Copy the records below exactly, omitting any pictures they contain.
— start Rows —
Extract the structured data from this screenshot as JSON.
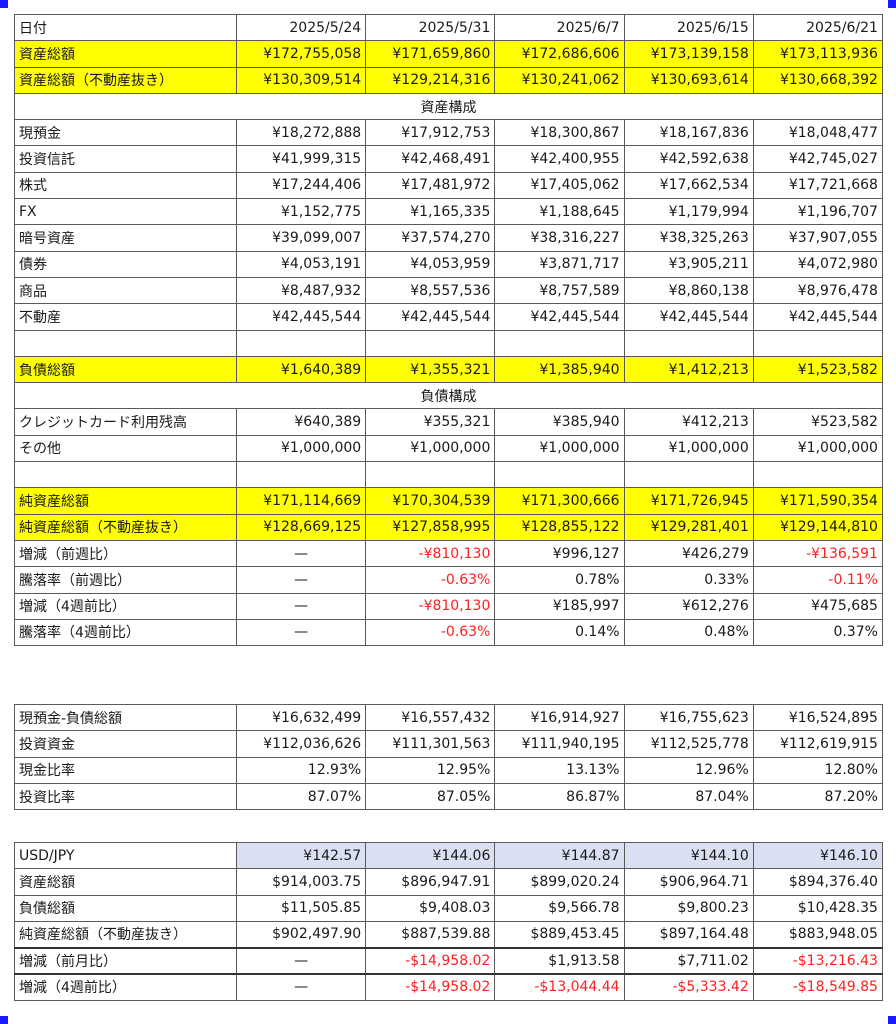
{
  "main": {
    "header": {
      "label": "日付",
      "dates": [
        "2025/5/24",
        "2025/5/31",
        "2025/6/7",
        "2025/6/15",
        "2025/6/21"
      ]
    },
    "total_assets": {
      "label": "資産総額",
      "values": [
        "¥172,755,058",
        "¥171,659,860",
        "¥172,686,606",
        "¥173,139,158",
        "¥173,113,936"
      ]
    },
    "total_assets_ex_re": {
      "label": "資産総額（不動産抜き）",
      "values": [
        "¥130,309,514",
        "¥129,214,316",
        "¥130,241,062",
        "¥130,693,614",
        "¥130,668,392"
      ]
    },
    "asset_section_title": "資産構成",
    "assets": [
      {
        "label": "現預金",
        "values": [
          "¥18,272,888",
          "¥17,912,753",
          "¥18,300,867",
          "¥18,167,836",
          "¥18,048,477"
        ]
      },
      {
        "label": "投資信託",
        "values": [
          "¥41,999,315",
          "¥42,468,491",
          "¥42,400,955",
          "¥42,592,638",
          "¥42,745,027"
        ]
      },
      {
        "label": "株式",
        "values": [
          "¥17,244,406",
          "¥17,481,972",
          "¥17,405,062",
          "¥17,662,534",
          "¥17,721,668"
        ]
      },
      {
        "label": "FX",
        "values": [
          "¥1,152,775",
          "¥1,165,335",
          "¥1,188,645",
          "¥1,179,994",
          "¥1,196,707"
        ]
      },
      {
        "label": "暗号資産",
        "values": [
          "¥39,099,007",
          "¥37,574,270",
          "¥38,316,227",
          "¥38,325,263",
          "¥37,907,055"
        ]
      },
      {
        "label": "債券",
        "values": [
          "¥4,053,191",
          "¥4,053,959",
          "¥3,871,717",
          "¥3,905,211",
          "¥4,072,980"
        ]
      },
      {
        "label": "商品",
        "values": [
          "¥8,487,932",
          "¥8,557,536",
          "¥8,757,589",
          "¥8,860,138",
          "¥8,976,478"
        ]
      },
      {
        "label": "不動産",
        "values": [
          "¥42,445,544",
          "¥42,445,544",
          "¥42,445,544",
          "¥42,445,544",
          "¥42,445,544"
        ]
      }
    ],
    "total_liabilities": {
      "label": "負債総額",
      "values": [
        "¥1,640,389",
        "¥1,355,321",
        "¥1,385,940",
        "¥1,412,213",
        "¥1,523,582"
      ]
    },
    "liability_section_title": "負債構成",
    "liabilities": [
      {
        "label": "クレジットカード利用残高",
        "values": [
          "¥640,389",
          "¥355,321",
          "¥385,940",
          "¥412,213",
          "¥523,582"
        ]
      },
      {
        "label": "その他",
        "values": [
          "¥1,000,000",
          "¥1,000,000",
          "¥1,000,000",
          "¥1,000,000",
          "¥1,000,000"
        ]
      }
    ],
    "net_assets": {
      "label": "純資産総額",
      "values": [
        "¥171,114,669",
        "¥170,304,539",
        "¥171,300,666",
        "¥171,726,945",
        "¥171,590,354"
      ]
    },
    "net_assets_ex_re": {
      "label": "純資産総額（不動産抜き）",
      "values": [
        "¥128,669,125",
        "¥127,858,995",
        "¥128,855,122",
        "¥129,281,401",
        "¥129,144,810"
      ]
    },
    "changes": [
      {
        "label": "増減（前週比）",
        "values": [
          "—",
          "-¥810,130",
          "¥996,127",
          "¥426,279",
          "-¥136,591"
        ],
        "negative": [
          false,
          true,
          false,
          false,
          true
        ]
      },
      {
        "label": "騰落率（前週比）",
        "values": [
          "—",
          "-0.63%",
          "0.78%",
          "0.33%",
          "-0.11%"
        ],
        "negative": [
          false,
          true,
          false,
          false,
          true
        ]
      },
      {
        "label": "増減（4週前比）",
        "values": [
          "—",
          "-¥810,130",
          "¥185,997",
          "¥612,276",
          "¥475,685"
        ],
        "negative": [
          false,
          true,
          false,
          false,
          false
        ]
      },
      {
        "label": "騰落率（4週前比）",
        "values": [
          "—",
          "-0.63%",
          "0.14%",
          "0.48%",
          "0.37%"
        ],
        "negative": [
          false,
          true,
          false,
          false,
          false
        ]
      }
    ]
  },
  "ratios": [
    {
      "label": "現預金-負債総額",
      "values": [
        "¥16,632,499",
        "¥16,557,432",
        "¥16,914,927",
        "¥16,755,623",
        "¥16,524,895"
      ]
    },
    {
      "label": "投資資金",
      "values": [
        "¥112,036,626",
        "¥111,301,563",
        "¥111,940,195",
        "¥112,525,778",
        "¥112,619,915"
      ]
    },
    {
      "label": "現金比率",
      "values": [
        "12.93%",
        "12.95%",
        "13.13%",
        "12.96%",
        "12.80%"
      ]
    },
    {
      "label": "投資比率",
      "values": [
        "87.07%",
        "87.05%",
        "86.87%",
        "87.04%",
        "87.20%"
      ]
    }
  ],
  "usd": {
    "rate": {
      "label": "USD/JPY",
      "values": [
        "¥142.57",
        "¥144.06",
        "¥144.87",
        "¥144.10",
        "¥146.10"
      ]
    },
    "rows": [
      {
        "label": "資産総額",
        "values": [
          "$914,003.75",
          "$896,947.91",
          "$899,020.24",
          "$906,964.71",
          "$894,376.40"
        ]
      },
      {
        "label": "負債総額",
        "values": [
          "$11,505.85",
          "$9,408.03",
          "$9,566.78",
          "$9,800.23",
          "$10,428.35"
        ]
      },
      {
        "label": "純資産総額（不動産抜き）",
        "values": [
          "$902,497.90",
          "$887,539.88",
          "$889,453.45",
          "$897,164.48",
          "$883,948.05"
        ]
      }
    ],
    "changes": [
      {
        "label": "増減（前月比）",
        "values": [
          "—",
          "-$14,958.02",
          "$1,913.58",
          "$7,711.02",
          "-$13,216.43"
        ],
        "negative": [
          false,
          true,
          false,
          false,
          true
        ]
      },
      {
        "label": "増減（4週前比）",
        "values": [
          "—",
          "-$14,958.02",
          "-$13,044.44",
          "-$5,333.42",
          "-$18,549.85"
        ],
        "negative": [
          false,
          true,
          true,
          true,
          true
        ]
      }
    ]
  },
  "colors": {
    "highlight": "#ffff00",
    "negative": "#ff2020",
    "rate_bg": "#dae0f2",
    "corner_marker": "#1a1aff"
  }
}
— end Rows —
● Result below
Extract the structured data from this screenshot as JSON.
{
  "main": {
    "header": {
      "label": "日付",
      "dates": [
        "2025/5/24",
        "2025/5/31",
        "2025/6/7",
        "2025/6/15",
        "2025/6/21"
      ]
    },
    "total_assets": {
      "label": "資産総額",
      "values": [
        "¥172,755,058",
        "¥171,659,860",
        "¥172,686,606",
        "¥173,139,158",
        "¥173,113,936"
      ]
    },
    "total_assets_ex_re": {
      "label": "資産総額（不動産抜き）",
      "values": [
        "¥130,309,514",
        "¥129,214,316",
        "¥130,241,062",
        "¥130,693,614",
        "¥130,668,392"
      ]
    },
    "asset_section_title": "資産構成",
    "assets": [
      {
        "label": "現預金",
        "values": [
          "¥18,272,888",
          "¥17,912,753",
          "¥18,300,867",
          "¥18,167,836",
          "¥18,048,477"
        ]
      },
      {
        "label": "投資信託",
        "values": [
          "¥41,999,315",
          "¥42,468,491",
          "¥42,400,955",
          "¥42,592,638",
          "¥42,745,027"
        ]
      },
      {
        "label": "株式",
        "values": [
          "¥17,244,406",
          "¥17,481,972",
          "¥17,405,062",
          "¥17,662,534",
          "¥17,721,668"
        ]
      },
      {
        "label": "FX",
        "values": [
          "¥1,152,775",
          "¥1,165,335",
          "¥1,188,645",
          "¥1,179,994",
          "¥1,196,707"
        ]
      },
      {
        "label": "暗号資産",
        "values": [
          "¥39,099,007",
          "¥37,574,270",
          "¥38,316,227",
          "¥38,325,263",
          "¥37,907,055"
        ]
      },
      {
        "label": "債券",
        "values": [
          "¥4,053,191",
          "¥4,053,959",
          "¥3,871,717",
          "¥3,905,211",
          "¥4,072,980"
        ]
      },
      {
        "label": "商品",
        "values": [
          "¥8,487,932",
          "¥8,557,536",
          "¥8,757,589",
          "¥8,860,138",
          "¥8,976,478"
        ]
      },
      {
        "label": "不動産",
        "values": [
          "¥42,445,544",
          "¥42,445,544",
          "¥42,445,544",
          "¥42,445,544",
          "¥42,445,544"
        ]
      }
    ],
    "total_liabilities": {
      "label": "負債総額",
      "values": [
        "¥1,640,389",
        "¥1,355,321",
        "¥1,385,940",
        "¥1,412,213",
        "¥1,523,582"
      ]
    },
    "liability_section_title": "負債構成",
    "liabilities": [
      {
        "label": "クレジットカード利用残高",
        "values": [
          "¥640,389",
          "¥355,321",
          "¥385,940",
          "¥412,213",
          "¥523,582"
        ]
      },
      {
        "label": "その他",
        "values": [
          "¥1,000,000",
          "¥1,000,000",
          "¥1,000,000",
          "¥1,000,000",
          "¥1,000,000"
        ]
      }
    ],
    "net_assets": {
      "label": "純資産総額",
      "values": [
        "¥171,114,669",
        "¥170,304,539",
        "¥171,300,666",
        "¥171,726,945",
        "¥171,590,354"
      ]
    },
    "net_assets_ex_re": {
      "label": "純資産総額（不動産抜き）",
      "values": [
        "¥128,669,125",
        "¥127,858,995",
        "¥128,855,122",
        "¥129,281,401",
        "¥129,144,810"
      ]
    },
    "changes": [
      {
        "label": "増減（前週比）",
        "values": [
          "—",
          "-¥810,130",
          "¥996,127",
          "¥426,279",
          "-¥136,591"
        ],
        "negative": [
          false,
          true,
          false,
          false,
          true
        ]
      },
      {
        "label": "騰落率（前週比）",
        "values": [
          "—",
          "-0.63%",
          "0.78%",
          "0.33%",
          "-0.11%"
        ],
        "negative": [
          false,
          true,
          false,
          false,
          true
        ]
      },
      {
        "label": "増減（4週前比）",
        "values": [
          "—",
          "-¥810,130",
          "¥185,997",
          "¥612,276",
          "¥475,685"
        ],
        "negative": [
          false,
          true,
          false,
          false,
          false
        ]
      },
      {
        "label": "騰落率（4週前比）",
        "values": [
          "—",
          "-0.63%",
          "0.14%",
          "0.48%",
          "0.37%"
        ],
        "negative": [
          false,
          true,
          false,
          false,
          false
        ]
      }
    ]
  },
  "ratios": [
    {
      "label": "現預金-負債総額",
      "values": [
        "¥16,632,499",
        "¥16,557,432",
        "¥16,914,927",
        "¥16,755,623",
        "¥16,524,895"
      ]
    },
    {
      "label": "投資資金",
      "values": [
        "¥112,036,626",
        "¥111,301,563",
        "¥111,940,195",
        "¥112,525,778",
        "¥112,619,915"
      ]
    },
    {
      "label": "現金比率",
      "values": [
        "12.93%",
        "12.95%",
        "13.13%",
        "12.96%",
        "12.80%"
      ]
    },
    {
      "label": "投資比率",
      "values": [
        "87.07%",
        "87.05%",
        "86.87%",
        "87.04%",
        "87.20%"
      ]
    }
  ],
  "usd": {
    "rate": {
      "label": "USD/JPY",
      "values": [
        "¥142.57",
        "¥144.06",
        "¥144.87",
        "¥144.10",
        "¥146.10"
      ]
    },
    "rows": [
      {
        "label": "資産総額",
        "values": [
          "$914,003.75",
          "$896,947.91",
          "$899,020.24",
          "$906,964.71",
          "$894,376.40"
        ]
      },
      {
        "label": "負債総額",
        "values": [
          "$11,505.85",
          "$9,408.03",
          "$9,566.78",
          "$9,800.23",
          "$10,428.35"
        ]
      },
      {
        "label": "純資産総額（不動産抜き）",
        "values": [
          "$902,497.90",
          "$887,539.88",
          "$889,453.45",
          "$897,164.48",
          "$883,948.05"
        ]
      }
    ],
    "changes": [
      {
        "label": "増減（前月比）",
        "values": [
          "—",
          "-$14,958.02",
          "$1,913.58",
          "$7,711.02",
          "-$13,216.43"
        ],
        "negative": [
          false,
          true,
          false,
          false,
          true
        ]
      },
      {
        "label": "増減（4週前比）",
        "values": [
          "—",
          "-$14,958.02",
          "-$13,044.44",
          "-$5,333.42",
          "-$18,549.85"
        ],
        "negative": [
          false,
          true,
          true,
          true,
          true
        ]
      }
    ]
  },
  "colors": {
    "highlight": "#ffff00",
    "negative": "#ff2020",
    "rate_bg": "#dae0f2",
    "corner_marker": "#1a1aff"
  }
}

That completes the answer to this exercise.